*Условие задания*:
Пожалуйста, повторите без изменений отрывок интервью о «Белой комнате» начиная со слов «Мы с Context» и заканчивая словами «на органную музыку.» включительно.

*Цитируемый текст*:
В концертном зале «Зарядье» 5 ноября выходит флагманская премьера фестиваля Context — «Белая комната» композитора Владимира Мартынова и хореографа Павла Глухова. Мы побывали на репетиции спектакля, а Тата Боева поговорила с создателями о том, как сложился проект, как могут встретиться орган и современный танец, какая музыка нужна постановщикам и почему главное на сцене — это честность.
ПАВЕЛ ГЛУХОВ
С чего началась «Белая комната»?
Мы с Context (Павел Глухов курирует труппу Context. — Прим. ред.) постоянно обсуждаем новые темы, ищем, что показать зрителю, какой формат попробовать. Речь о специальном проекте для «Зарядья» — постановке именно для этого места — шла давно. Вместе с тем возникла идея написать музыку для органа и ударных инструментов. Для меня как хореографа это абсолютно новый опыт. Я никогда до этого не ставил спектакль на органную музыку.
Как в этой истории появился Мартынов?
Следующим этапом в осуществлении проекта стал поиск композитора. Возможно, главным этапом с точки зрения успешности в маркетинговом и художественном плане. С Владимиром Мартыновым я до «Белой комнаты» лично не был знаком. Но в студенческие годы ставил на его музыку миниатюру в ГИТИСе. Соло с канатом. Мартынов, как мы знаем, философ, человек неординарный. Для меня он словно с другой планеты. Его вроде как не заботит человеческая природа — он смотрит на вещи шире. При этом его музыка дышит конкретной эмоцией. Она осязаема. Мне это нравится.
Это хорошая характеристика.
Владимир с энтузиазмом отозвался на наше предложение, как мне показалось. Но возникли сложности.
Я понимал, что к органной музыке существует определенное отношение. Изначально она звучала в католических храмах, под нее проходили религиозные службы. Сейчас, конечно, мы слушаем Иоганна Себастьяна Баха в филармониях. Но все равно органные пьесы часто наполнены библейскими смыслами. Мы как слушатели это считываем.

*Представленные данные*:
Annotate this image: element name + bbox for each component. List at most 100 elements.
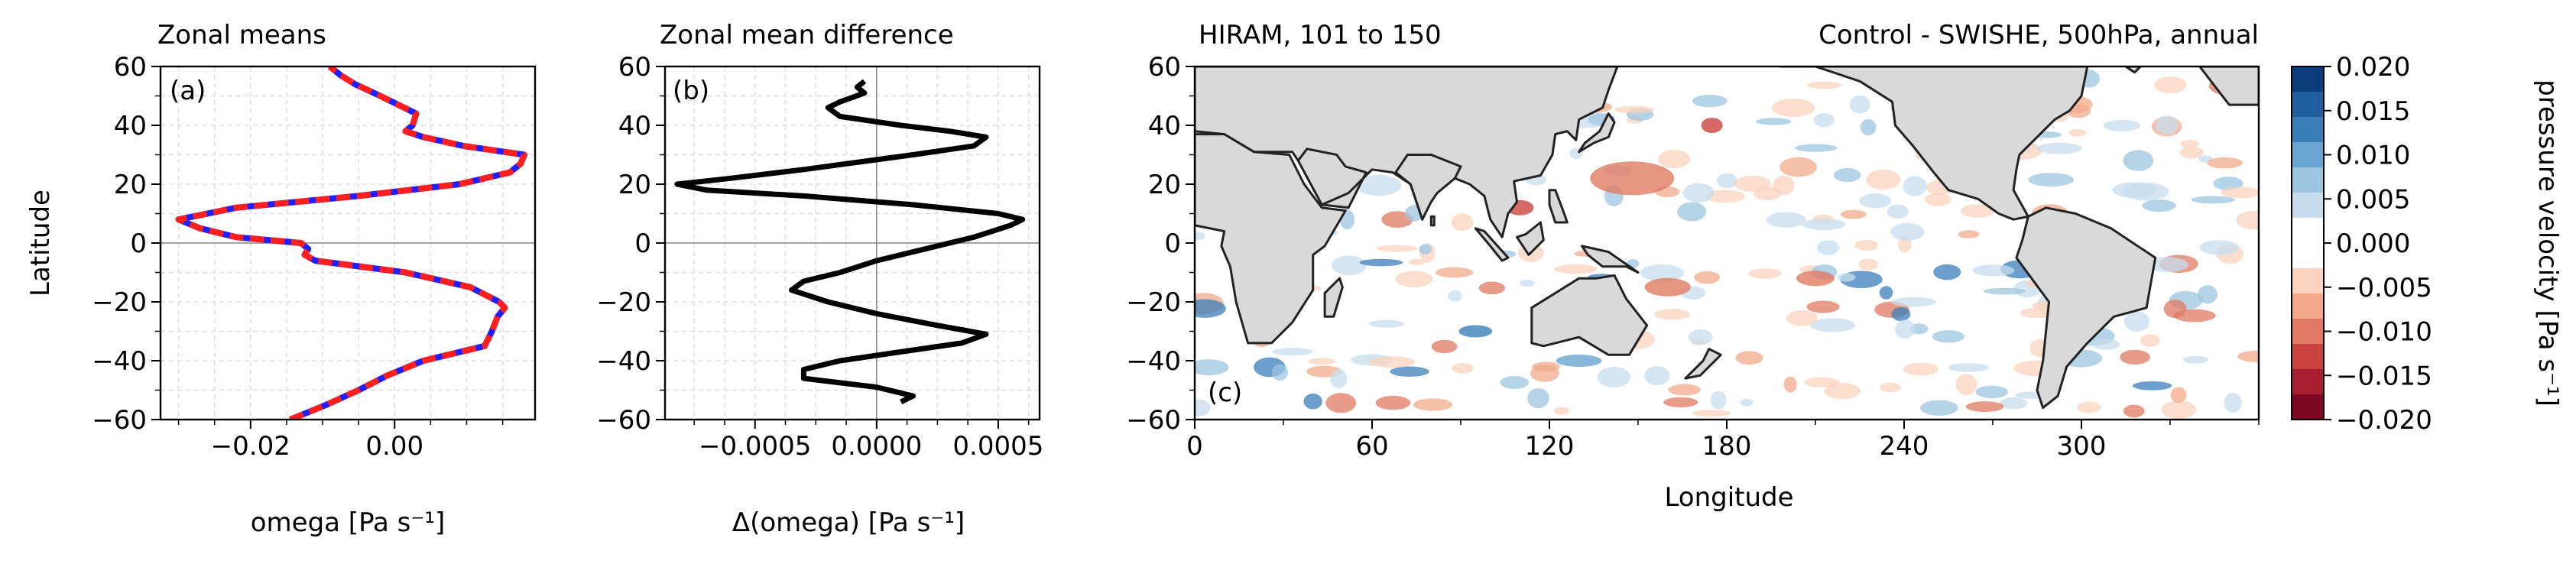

*Результат*:
Мы с Context (Павел Глухов курирует труппу Context. — Прим. ред.) постоянно обсуждаем новые темы, ищем, что показать зрителю, какой формат попробовать. Речь о специальном проекте для «Зарядья» — постановке именно для этого места — шла давно. Вместе с тем возникла идея написать музыку для органа и ударных инструментов. Для меня как хореографа это абсолютно новый опыт. Я никогда до этого не ставил спектакль на органную музыку.